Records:
---------------
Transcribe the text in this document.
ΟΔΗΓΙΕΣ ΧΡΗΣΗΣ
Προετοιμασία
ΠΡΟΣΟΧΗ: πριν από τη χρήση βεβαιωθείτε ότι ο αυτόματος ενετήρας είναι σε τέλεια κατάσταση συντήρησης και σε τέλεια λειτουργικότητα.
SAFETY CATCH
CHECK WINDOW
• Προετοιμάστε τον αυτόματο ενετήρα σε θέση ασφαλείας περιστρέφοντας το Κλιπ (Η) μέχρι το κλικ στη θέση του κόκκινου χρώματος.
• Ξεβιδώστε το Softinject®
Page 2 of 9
---------------
GIVEN EXERCISE: Return the whole listing exactly, with every line included.

SOLUTION TO THE EXERCISE:
Transcribe the text in this document.
ΟΔΗΓΙΕΣ ΧΡΗΣΗΣ
Προετοιμασία
ΠΡΟΣΟΧΗ: πριν από τη χρήση βεβαιωθείτε ότι ο αυτόματος ενετήρας είναι σε τέλεια κατάσταση συντήρησης και σε τέλεια λειτουργικότητα.
SAFETY CATCH
CHECK WINDOW
• Προετοιμάστε τον αυτόματο ενετήρα σε θέση ασφαλείας περιστρέφοντας το Κλιπ (Η) μέχρι το κλικ στη θέση του κόκκινου χρώματος.
• Ξεβιδώστε το Softinject®
Page 2 of 9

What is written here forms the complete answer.